> TASK
Locate every line in the records below that holds the word "this" and return each one.
··········
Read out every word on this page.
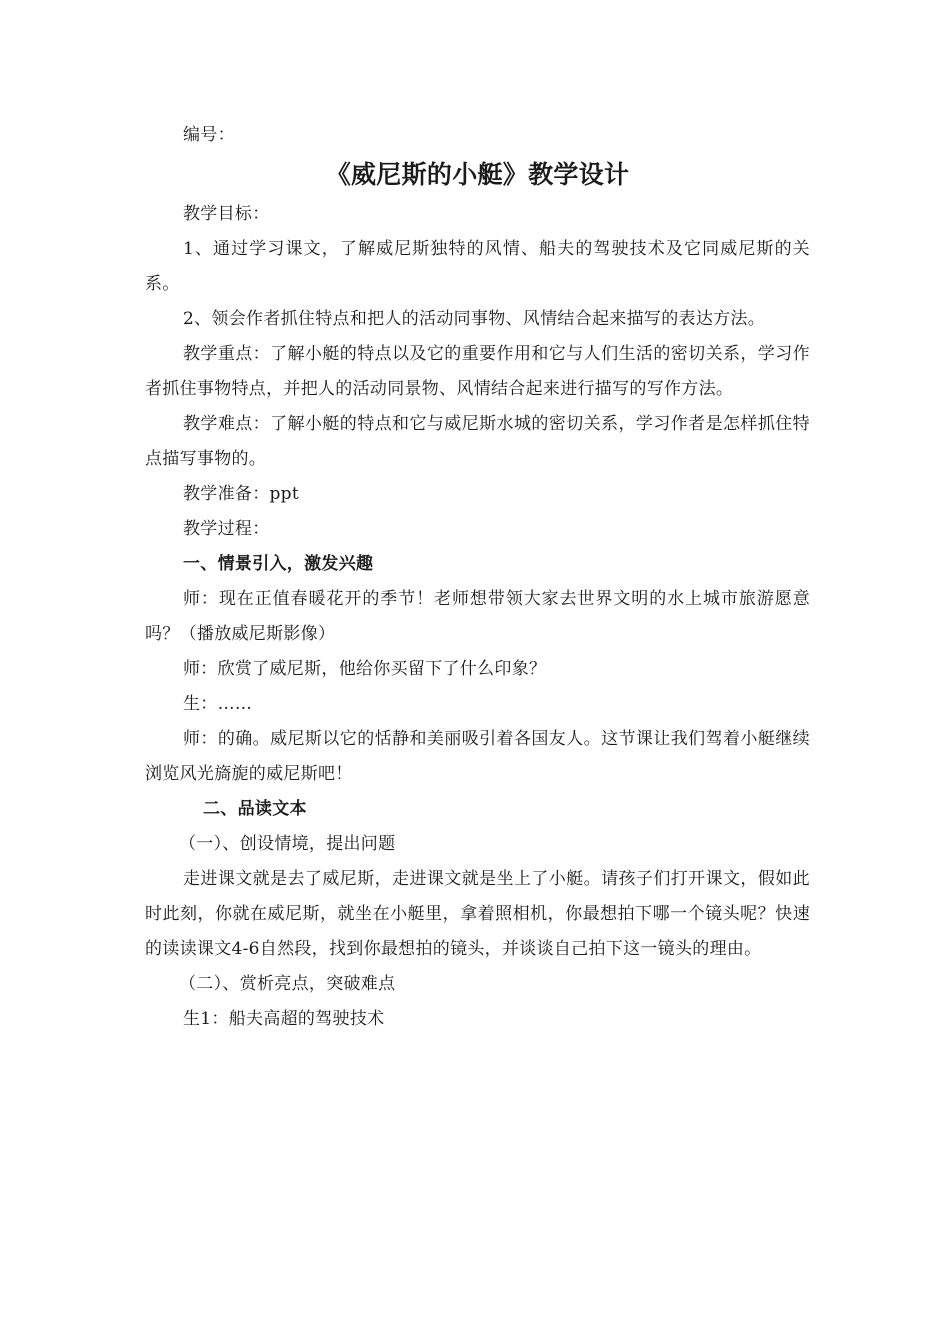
编号：

《威尼斯的小艇》教学设计

教学目标：

1、通过学习课文，了解威尼斯独特的风情、船夫的驾驶技术及它同威尼斯的关系。

2、领会作者抓住特点和把人的活动同事物、风情结合起来描写的表达方法。

教学重点：了解小艇的特点以及它的重要作用和它与人们生活的密切关系，学习作者抓住事物特点，并把人的活动同景物、风情结合起来进行描写的写作方法。

教学难点：了解小艇的特点和它与威尼斯水城的密切关系，学习作者是怎样抓住特点描写事物的。

教学准备：ppt

教学过程：

一、情景引入，激发兴趣

师：现在正值春暖花开的季节！老师想带领大家去世界文明的水上城市旅游愿意吗？（播放威尼斯影像）

师：欣赏了威尼斯，他给你买留下了什么印象？

生：……

师：的确。威尼斯以它的恬静和美丽吸引着各国友人。这节课让我们驾着小艇继续浏览风光旖旎的威尼斯吧！

二、品读文本

（一）、创设情境，提出问题

走进课文就是去了威尼斯，走进课文就是坐上了小艇。请孩子们打开课文，假如此时此刻，你就在威尼斯，就坐在小艇里，拿着照相机，你最想拍下哪一个镜头呢？快速的读读课文4-6自然段，找到你最想拍的镜头，并谈谈自己拍下这一镜头的理由。

（二）、赏析亮点，突破难点

生1：船夫高超的驾驶技术
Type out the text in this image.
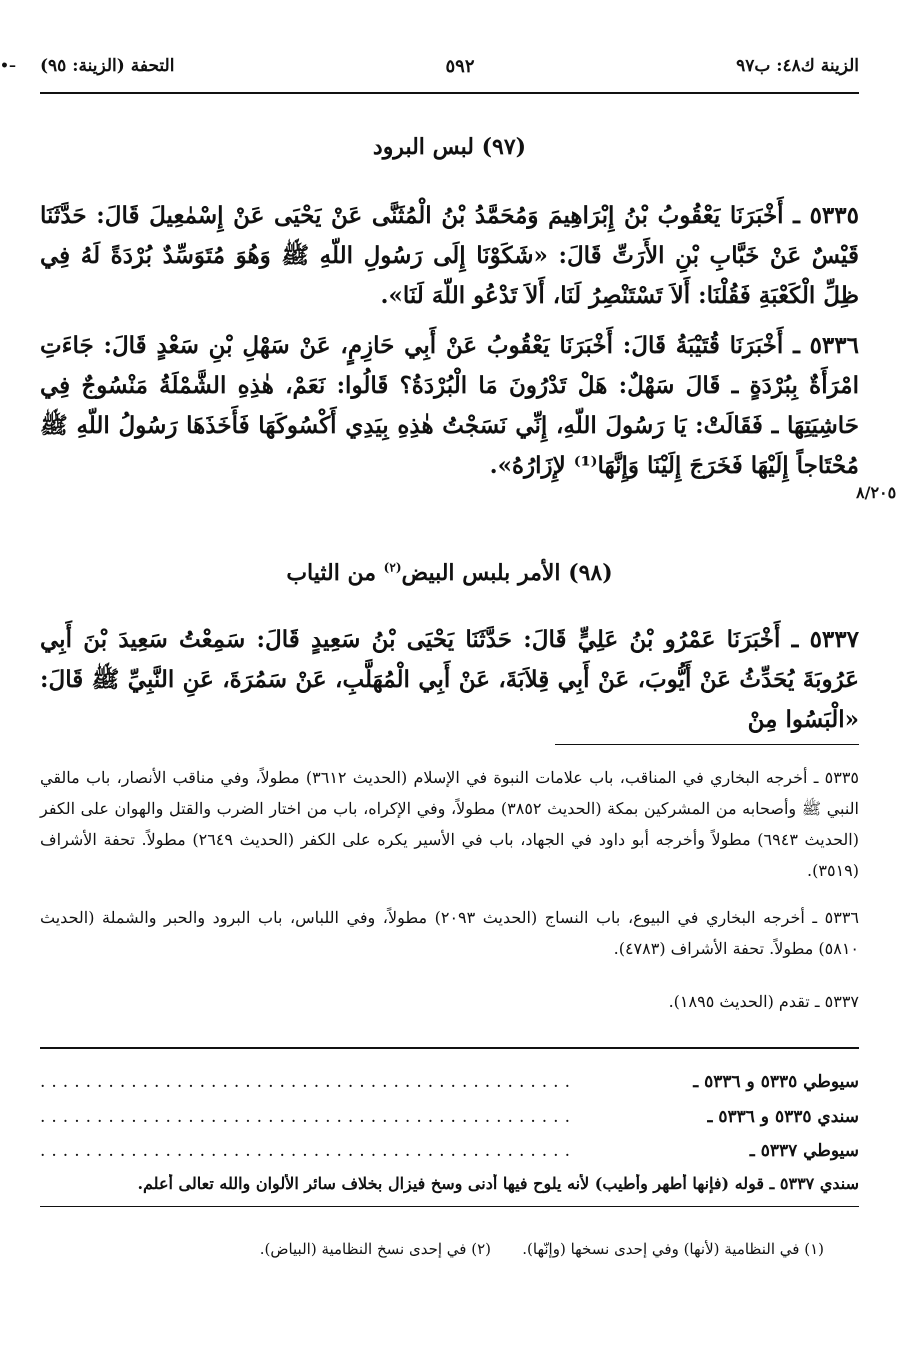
•–	الزينة ك٤٨: ب٩٧
٥٩٢
التحفة (الزينة: ٩٥)
(٩٧) لبس البرود
٥٣٣٥ ـ أَخْبَرَنَا يَعْقُوبُ بْنُ إِبْرَاهِيمَ وَمُحَمَّدُ بْنُ الْمُثَنَّى عَنْ يَحْيَى عَنْ إِسْمٰعِيلَ قَالَ: حَدَّثَنَا قَيْسٌ عَنْ خَبَّابِ بْنِ الأَرَتِّ قَالَ: «شَكَوْنَا إِلَى رَسُولِ اللّهِ ﷺ وَهُوَ مُتَوَسِّدٌ بُرْدَةً لَهُ فِي ظِلِّ الْكَعْبَةِ فَقُلْنَا: أَلاَ تَسْتَنْصِرُ لَنَا، أَلاَ تَدْعُو اللّهَ لَنَا».
٥٣٣٦ ـ أَخْبَرَنَا قُتَيْبَةُ قَالَ: أَخْبَرَنَا يَعْقُوبُ عَنْ أَبِي حَازِمٍ، عَنْ سَهْلِ بْنِ سَعْدٍ قَالَ: جَاءَتِ امْرَأَةٌ بِبُرْدَةٍ ـ قَالَ سَهْلٌ: هَلْ تَدْرُونَ مَا الْبُرْدَةُ؟ قَالُوا: نَعَمْ، هٰذِهِ الشَّمْلَةُ مَنْسُوجٌ فِي حَاشِيَتِهَا ـ فَقَالَتْ: يَا رَسُولَ اللّهِ، إِنِّي نَسَجْتُ هٰذِهِ بِيَدِي أَكْسُوكَهَا فَأَخَذَهَا رَسُولُ اللّهِ ﷺ مُحْتَاجاً إِلَيْهَا فَخَرَجَ إِلَيْنَا وَإِنَّهَا⁽¹⁾ لإِزَارُهُ».
٨/٢٠٥
(٩٨) الأمر بلبس البيض$^{(٢)}$ من الثياب
٥٣٣٧ ـ أَخْبَرَنَا عَمْرُو بْنُ عَلِيٍّ قَالَ: حَدَّثَنَا يَحْيَى بْنُ سَعِيدٍ قَالَ: سَمِعْتُ سَعِيدَ بْنَ أَبِي عَرُوبَةَ يُحَدِّثُ عَنْ أَيُّوبَ، عَنْ أَبِي قِلاَبَةَ، عَنْ أَبِي الْمُهَلَّبِ، عَنْ سَمُرَةَ، عَنِ النَّبِيِّ ﷺ قَالَ: «الْبَسُوا مِنْ
٥٣٣٥ ـ أخرجه البخاري في المناقب، باب علامات النبوة في الإسلام (الحديث ٣٦١٢) مطولاً، وفي مناقب الأنصار، باب مالقي النبي ﷺ وأصحابه من المشركين بمكة (الحديث ٣٨٥٢) مطولاً، وفي الإكراه، باب من اختار الضرب والقتل والهوان على الكفر (الحديث ٦٩٤٣) مطولاً وأخرجه أبو داود في الجهاد، باب في الأسير يكره على الكفر (الحديث ٢٦٤٩) مطولاً. تحفة الأشراف (٣٥١٩).
٥٣٣٦ ـ أخرجه البخاري في البيوع، باب النساج (الحديث ٢٠٩٣) مطولاً، وفي اللباس، باب البرود والحبر والشملة (الحديث ٥٨١٠) مطولاً. تحفة الأشراف (٤٧٨٣).
٥٣٣٧ ـ تقدم (الحديث ١٨٩٥).
سيوطي ٥٣٣٥ و ٥٣٣٦ ـ
...............................................
سندي ٥٣٣٥ و ٥٣٣٦ ـ
...............................................
سيوطي ٥٣٣٧ ـ
...............................................
سندي ٥٣٣٧ ـ قوله (فإنها أطهر وأطيب) لأنه يلوح فيها أدنى وسخ فيزال بخلاف سائر الألوان والله تعالى أعلم.
(١) في النظامية (لأنها) وفي إحدى نسخها (وإنّها).
(٢) في إحدى نسخ النظامية (البياض).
··········
> RESPONSE
Read out every word on this page.
Type out the text in this image.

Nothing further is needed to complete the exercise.